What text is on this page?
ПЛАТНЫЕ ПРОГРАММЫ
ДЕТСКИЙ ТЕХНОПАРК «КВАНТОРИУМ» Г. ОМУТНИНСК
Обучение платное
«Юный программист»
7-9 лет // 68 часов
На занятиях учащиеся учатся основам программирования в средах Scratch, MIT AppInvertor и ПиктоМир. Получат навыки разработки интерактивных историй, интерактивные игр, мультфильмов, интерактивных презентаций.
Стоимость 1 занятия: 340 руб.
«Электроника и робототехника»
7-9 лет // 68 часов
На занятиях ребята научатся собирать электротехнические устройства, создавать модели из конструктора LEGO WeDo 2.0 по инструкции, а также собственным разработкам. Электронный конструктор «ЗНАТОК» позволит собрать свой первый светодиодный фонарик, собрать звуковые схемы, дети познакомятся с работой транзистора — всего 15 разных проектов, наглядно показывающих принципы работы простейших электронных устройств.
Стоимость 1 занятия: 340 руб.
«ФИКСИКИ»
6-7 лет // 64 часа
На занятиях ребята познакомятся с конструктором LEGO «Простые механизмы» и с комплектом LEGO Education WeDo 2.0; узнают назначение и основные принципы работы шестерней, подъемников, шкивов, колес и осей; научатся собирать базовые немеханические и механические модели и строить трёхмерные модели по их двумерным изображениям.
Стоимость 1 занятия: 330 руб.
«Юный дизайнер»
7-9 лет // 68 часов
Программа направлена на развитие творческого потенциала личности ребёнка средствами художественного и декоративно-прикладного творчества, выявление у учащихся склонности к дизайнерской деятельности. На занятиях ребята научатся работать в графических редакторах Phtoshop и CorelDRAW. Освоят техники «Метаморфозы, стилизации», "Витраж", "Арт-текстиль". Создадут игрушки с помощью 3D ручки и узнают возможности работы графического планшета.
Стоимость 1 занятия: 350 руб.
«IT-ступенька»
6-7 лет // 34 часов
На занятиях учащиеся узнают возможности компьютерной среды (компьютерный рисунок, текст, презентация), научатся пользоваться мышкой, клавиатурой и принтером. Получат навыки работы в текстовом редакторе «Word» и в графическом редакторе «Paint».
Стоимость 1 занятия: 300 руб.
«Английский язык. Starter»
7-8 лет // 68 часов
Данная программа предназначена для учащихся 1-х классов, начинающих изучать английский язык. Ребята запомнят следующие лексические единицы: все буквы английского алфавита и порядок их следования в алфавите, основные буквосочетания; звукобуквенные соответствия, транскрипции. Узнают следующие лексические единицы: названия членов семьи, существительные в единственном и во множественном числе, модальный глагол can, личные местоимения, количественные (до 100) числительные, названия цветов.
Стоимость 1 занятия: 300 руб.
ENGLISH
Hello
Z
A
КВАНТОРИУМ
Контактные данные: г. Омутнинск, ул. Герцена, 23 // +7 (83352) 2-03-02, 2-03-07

_Task directions_: Using the data above, say how many lines include "учащиеся". No other reply is needed.

_Solution_: 2